[Stored records]
►

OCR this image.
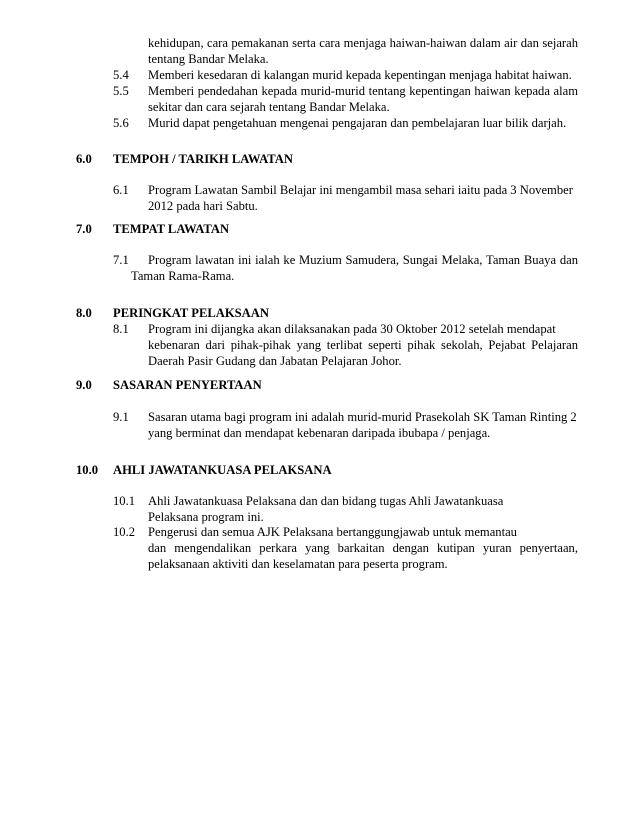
kehidupan, cara pemakanan serta cara menjaga haiwan-haiwan dalam air dan sejarah
tentang Bandar Melaka.
5.4 Memberi kesedaran di kalangan murid kepada kepentingan menjaga habitat haiwan.
5.5 Memberi pendedahan kepada murid-murid tentang kepentingan haiwan kepada alam
sekitar dan cara sejarah tentang Bandar Melaka.
5.6 Murid dapat pengetahuan mengenai pengajaran dan pembelajaran luar bilik darjah.
6.0 TEMPOH / TARIKH LAWATAN
6.1 Program Lawatan Sambil Belajar ini mengambil masa sehari iaitu pada 3 November
2012 pada hari Sabtu.
7.0 TEMPAT LAWATAN
7.1 Program lawatan ini ialah ke Muzium Samudera, Sungai Melaka, Taman Buaya dan
Taman Rama-Rama.
8.0 PERINGKAT PELAKSAAN
8.1 Program ini dijangka akan dilaksanakan pada 30 Oktober 2012 setelah mendapat
kebenaran dari pihak-pihak yang terlibat seperti pihak sekolah, Pejabat Pelajaran
Daerah Pasir Gudang dan Jabatan Pelajaran Johor.
9.0 SASARAN PENYERTAAN
9.1 Sasaran utama bagi program ini adalah murid-murid Prasekolah SK Taman Rinting 2
yang berminat dan mendapat kebenaran daripada ibubapa / penjaga.
10.0 AHLI JAWATANKUASA PELAKSANA
10.1 Ahli Jawatankuasa Pelaksana dan dan bidang tugas Ahli Jawatankuasa
Pelaksana program ini.
10.2 Pengerusi dan semua AJK Pelaksana bertanggungjawab untuk memantau
dan mengendalikan perkara yang barkaitan dengan kutipan yuran penyertaan,
pelaksanaan aktiviti dan keselamatan para peserta program.
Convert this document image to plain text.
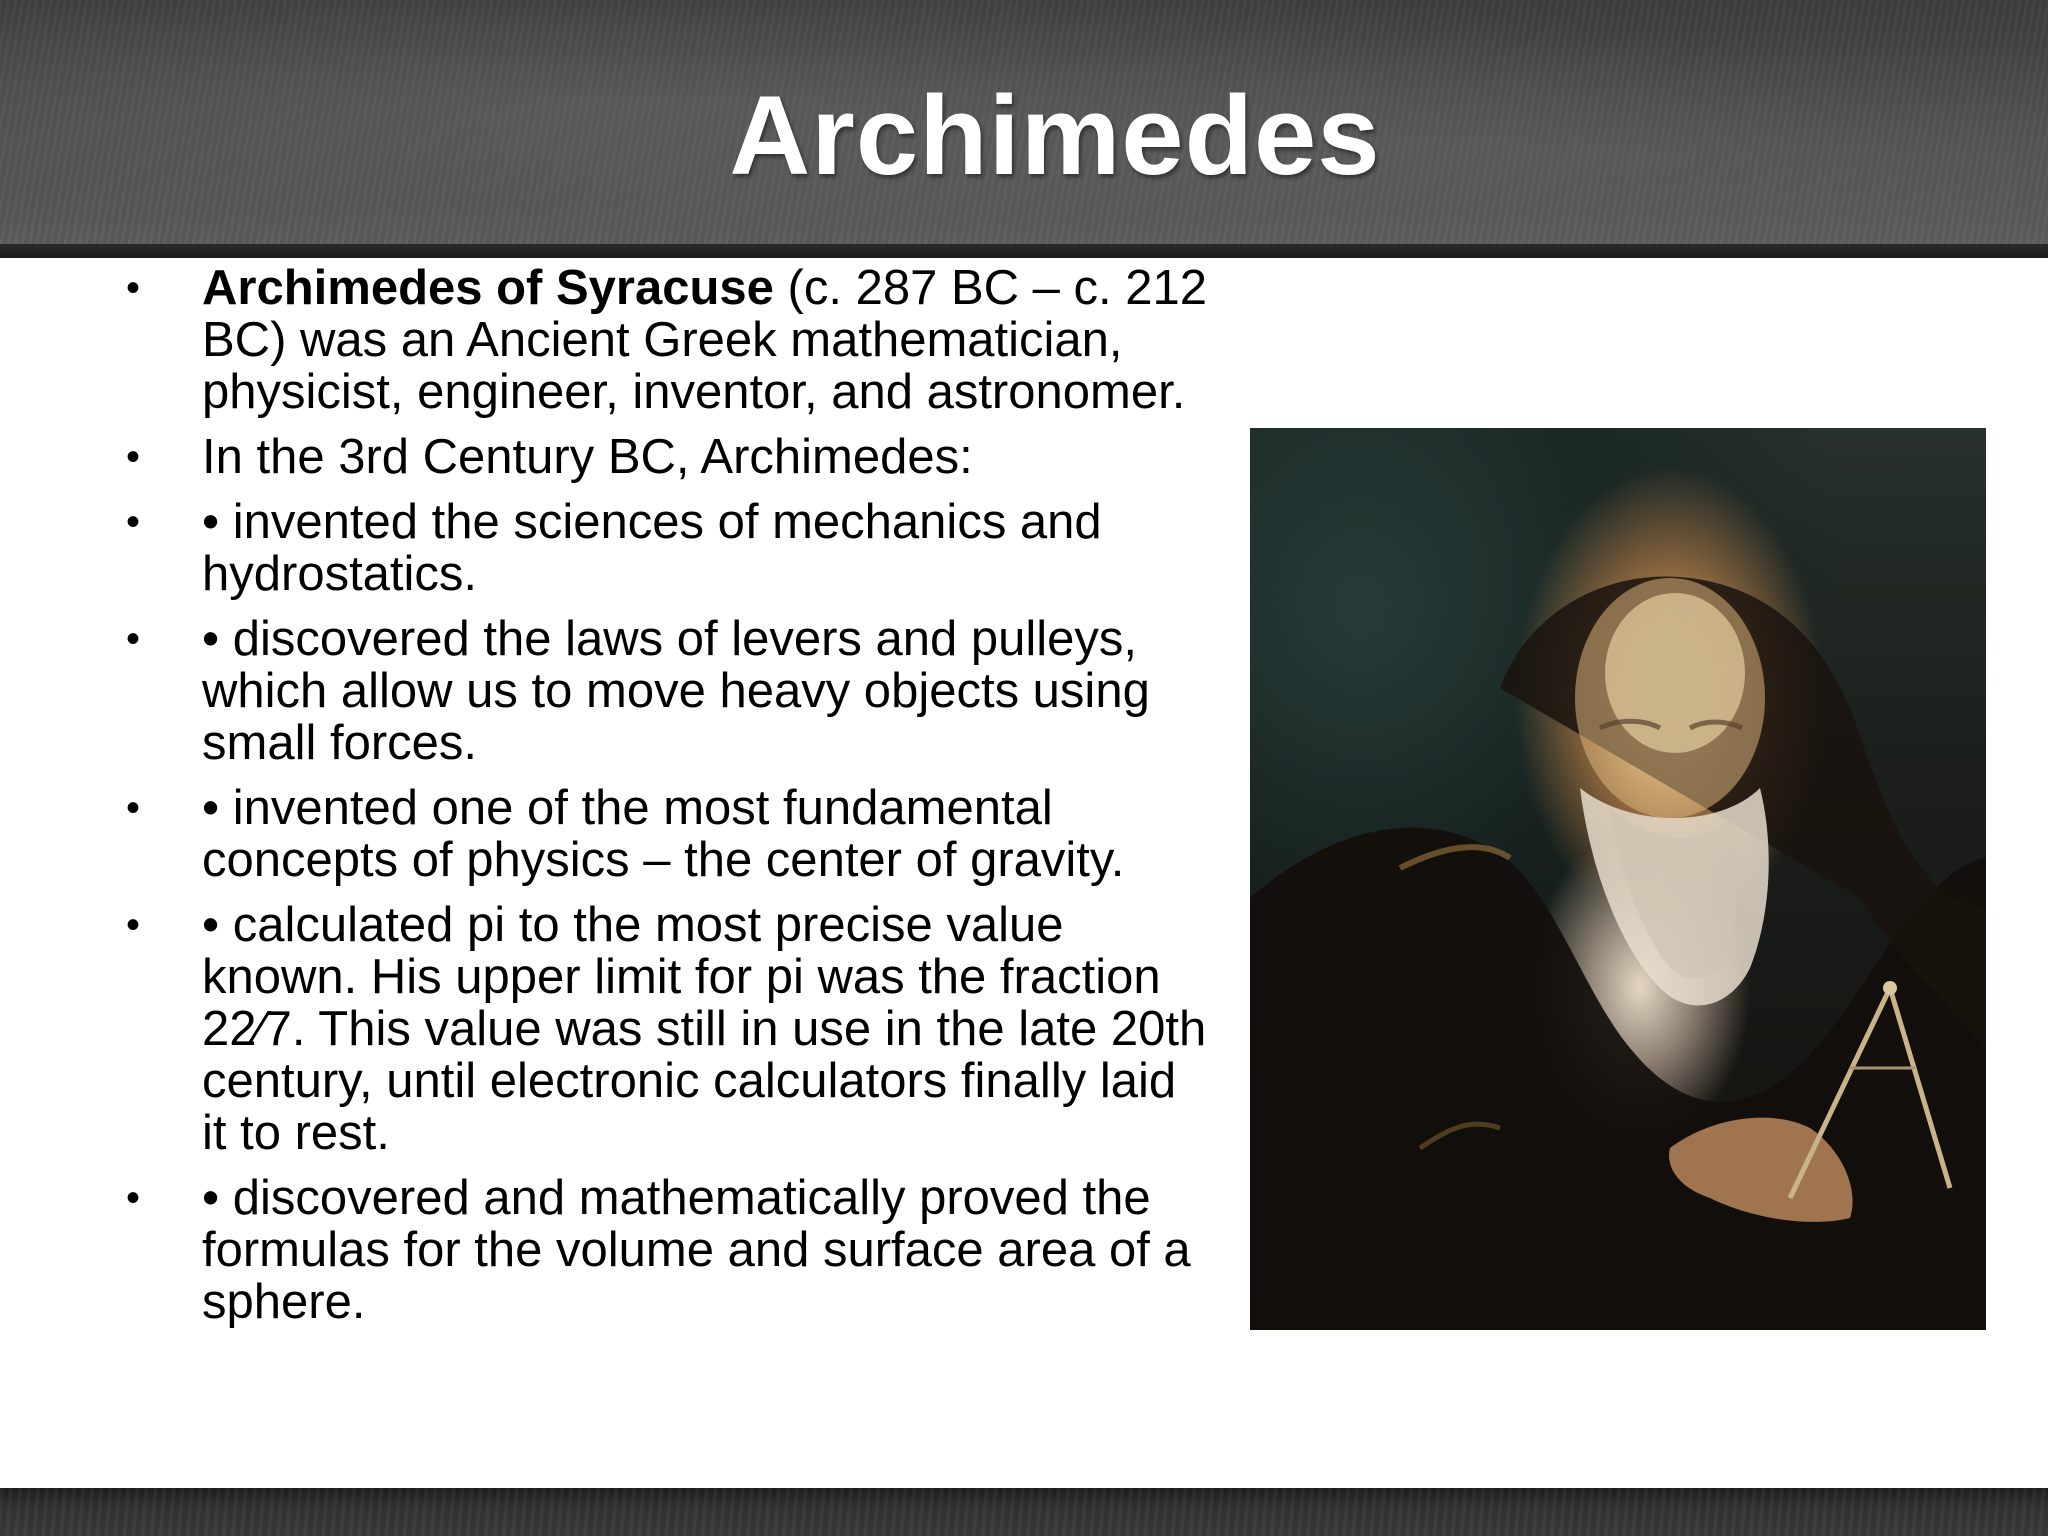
Archimedes
• Archimedes of Syracuse (c. 287 BC – c. 212 BC) was an Ancient Greek mathematician, physicist, engineer, inventor, and astronomer.
• In the 3rd Century BC, Archimedes:
• • invented the sciences of mechanics and hydrostatics.
• • discovered the laws of levers and pulleys, which allow us to move heavy objects using small forces.
• • invented one of the most fundamental concepts of physics – the center of gravity.
• • calculated pi to the most precise value known. His upper limit for pi was the fraction 22⁄7. This value was still in use in the late 20th century, until electronic calculators finally laid it to rest.
• • discovered and mathematically proved the formulas for the volume and surface area of a sphere.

◄

Your instructions: Restate the data above word for word. Skip every picture.

Solution:
OCR this image.
kehidupan, cara pemakanan serta cara menjaga haiwan-haiwan dalam air dan sejarah
tentang Bandar Melaka.
5.4 Memberi kesedaran di kalangan murid kepada kepentingan menjaga habitat haiwan.
5.5 Memberi pendedahan kepada murid-murid tentang kepentingan haiwan kepada alam
sekitar dan cara sejarah tentang Bandar Melaka.
5.6 Murid dapat pengetahuan mengenai pengajaran dan pembelajaran luar bilik darjah.
6.0 TEMPOH / TARIKH LAWATAN
6.1 Program Lawatan Sambil Belajar ini mengambil masa sehari iaitu pada 3 November
2012 pada hari Sabtu.
7.0 TEMPAT LAWATAN
7.1 Program lawatan ini ialah ke Muzium Samudera, Sungai Melaka, Taman Buaya dan
Taman Rama-Rama.
8.0 PERINGKAT PELAKSAAN
8.1 Program ini dijangka akan dilaksanakan pada 30 Oktober 2012 setelah mendapat
kebenaran dari pihak-pihak yang terlibat seperti pihak sekolah, Pejabat Pelajaran
Daerah Pasir Gudang dan Jabatan Pelajaran Johor.
9.0 SASARAN PENYERTAAN
9.1 Sasaran utama bagi program ini adalah murid-murid Prasekolah SK Taman Rinting 2
yang berminat dan mendapat kebenaran daripada ibubapa / penjaga.
10.0 AHLI JAWATANKUASA PELAKSANA
10.1 Ahli Jawatankuasa Pelaksana dan dan bidang tugas Ahli Jawatankuasa
Pelaksana program ini.
10.2 Pengerusi dan semua AJK Pelaksana bertanggungjawab untuk memantau
dan mengendalikan perkara yang barkaitan dengan kutipan yuran penyertaan,
pelaksanaan aktiviti dan keselamatan para peserta program.
Convert this document image to plain text.
Archimedes
• Archimedes of Syracuse (c. 287 BC – c. 212 BC) was an Ancient Greek mathematician, physicist, engineer, inventor, and astronomer.
• In the 3rd Century BC, Archimedes:
• • invented the sciences of mechanics and hydrostatics.
• • discovered the laws of levers and pulleys, which allow us to move heavy objects using small forces.
• • invented one of the most fundamental concepts of physics – the center of gravity.
• • calculated pi to the most precise value known. His upper limit for pi was the fraction 22⁄7. This value was still in use in the late 20th century, until electronic calculators finally laid it to rest.
• • discovered and mathematically proved the formulas for the volume and surface area of a sphere.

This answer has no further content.